(Source material)
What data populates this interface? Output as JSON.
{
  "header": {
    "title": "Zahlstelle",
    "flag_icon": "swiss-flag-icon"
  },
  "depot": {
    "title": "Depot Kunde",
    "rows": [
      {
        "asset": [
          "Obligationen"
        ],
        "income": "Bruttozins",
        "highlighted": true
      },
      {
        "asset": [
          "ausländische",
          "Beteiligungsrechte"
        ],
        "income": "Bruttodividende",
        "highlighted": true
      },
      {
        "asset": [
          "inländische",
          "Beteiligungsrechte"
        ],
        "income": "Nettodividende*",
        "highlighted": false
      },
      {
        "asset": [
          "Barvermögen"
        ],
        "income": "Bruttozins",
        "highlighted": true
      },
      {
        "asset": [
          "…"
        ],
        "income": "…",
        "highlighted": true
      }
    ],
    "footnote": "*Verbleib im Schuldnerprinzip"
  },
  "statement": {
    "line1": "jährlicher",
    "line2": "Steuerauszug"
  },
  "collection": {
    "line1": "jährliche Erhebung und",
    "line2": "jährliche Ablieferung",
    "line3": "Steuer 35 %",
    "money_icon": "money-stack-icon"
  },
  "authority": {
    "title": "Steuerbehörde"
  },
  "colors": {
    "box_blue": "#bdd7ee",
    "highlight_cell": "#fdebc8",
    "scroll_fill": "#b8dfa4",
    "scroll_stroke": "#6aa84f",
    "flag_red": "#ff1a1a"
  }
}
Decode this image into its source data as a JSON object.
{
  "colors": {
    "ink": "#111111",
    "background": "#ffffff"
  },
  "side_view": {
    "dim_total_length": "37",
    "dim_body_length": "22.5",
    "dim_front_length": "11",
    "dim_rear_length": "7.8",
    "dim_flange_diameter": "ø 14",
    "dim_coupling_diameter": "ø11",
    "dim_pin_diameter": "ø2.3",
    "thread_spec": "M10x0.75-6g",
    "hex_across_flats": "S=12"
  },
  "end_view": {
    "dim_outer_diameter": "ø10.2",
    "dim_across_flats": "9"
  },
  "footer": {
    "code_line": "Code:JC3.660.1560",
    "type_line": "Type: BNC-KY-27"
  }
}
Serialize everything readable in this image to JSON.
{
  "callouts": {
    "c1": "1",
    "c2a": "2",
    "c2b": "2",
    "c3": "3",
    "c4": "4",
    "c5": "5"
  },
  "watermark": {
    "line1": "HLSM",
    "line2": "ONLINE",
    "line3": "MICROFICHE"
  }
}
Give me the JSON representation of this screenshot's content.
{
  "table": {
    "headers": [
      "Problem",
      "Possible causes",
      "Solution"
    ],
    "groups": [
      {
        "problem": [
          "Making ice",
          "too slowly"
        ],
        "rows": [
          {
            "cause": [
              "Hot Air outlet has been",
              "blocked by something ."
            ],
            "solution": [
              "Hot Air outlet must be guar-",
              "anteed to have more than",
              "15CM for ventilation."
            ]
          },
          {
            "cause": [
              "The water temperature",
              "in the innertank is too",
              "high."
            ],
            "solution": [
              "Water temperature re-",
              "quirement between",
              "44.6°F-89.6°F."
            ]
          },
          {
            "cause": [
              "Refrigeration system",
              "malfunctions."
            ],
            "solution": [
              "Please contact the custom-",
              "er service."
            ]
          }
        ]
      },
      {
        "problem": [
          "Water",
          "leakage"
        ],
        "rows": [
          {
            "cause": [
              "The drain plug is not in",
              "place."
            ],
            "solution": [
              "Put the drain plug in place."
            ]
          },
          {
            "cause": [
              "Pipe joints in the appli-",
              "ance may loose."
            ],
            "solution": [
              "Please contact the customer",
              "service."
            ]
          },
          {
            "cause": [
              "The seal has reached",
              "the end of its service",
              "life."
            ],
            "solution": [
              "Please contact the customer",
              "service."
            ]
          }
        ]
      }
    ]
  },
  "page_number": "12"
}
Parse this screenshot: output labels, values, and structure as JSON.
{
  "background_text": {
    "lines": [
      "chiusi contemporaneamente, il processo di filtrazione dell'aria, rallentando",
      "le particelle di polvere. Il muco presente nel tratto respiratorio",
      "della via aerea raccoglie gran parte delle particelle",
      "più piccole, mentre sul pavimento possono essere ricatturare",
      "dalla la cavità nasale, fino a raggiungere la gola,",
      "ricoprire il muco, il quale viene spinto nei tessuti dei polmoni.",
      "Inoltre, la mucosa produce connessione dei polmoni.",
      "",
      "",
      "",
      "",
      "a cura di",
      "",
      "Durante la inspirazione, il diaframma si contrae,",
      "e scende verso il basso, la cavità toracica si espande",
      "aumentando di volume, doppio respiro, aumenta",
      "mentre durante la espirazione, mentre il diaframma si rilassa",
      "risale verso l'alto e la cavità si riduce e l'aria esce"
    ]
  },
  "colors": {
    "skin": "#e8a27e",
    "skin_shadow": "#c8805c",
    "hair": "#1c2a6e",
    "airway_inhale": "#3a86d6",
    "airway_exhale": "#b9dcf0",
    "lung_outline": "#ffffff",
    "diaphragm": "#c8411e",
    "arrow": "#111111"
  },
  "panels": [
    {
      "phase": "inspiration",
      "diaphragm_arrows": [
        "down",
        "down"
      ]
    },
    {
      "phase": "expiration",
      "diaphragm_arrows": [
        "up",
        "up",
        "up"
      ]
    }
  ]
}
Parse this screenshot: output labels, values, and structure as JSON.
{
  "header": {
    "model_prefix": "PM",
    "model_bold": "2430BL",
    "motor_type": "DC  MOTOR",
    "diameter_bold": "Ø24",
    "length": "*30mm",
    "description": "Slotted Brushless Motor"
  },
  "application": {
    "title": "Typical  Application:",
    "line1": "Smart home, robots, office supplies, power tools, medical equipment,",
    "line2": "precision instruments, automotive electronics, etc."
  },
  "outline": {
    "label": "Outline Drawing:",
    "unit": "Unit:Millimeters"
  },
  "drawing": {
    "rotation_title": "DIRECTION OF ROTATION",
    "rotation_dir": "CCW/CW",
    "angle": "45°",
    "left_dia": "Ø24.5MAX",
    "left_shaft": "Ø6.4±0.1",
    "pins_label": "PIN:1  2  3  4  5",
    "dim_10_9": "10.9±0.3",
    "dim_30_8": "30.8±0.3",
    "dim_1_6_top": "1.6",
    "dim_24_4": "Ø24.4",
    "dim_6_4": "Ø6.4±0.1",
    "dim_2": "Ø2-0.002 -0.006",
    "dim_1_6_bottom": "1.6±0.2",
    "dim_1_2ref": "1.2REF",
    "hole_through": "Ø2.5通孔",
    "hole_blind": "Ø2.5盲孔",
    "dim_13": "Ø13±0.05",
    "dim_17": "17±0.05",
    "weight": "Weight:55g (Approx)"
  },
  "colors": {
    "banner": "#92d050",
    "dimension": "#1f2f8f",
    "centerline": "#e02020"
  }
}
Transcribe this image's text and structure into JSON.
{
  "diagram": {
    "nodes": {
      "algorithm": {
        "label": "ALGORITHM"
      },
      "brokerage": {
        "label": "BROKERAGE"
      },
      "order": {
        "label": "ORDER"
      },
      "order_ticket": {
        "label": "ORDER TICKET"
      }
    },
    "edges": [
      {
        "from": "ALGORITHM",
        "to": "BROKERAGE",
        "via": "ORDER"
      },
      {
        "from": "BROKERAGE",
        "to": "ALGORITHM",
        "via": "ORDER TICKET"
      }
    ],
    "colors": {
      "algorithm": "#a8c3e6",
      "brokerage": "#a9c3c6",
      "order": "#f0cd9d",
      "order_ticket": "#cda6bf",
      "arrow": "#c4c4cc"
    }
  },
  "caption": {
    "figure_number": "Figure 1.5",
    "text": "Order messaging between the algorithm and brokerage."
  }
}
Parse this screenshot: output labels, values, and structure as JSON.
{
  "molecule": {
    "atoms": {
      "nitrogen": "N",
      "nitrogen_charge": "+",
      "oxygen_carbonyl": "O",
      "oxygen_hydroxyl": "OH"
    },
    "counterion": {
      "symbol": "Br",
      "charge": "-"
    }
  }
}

(Problem description)
Search the preceding listing for the word "temperature" and pull out every line that holds it.

(Final answer)
              "The water temperature",
              "Water temperature re-",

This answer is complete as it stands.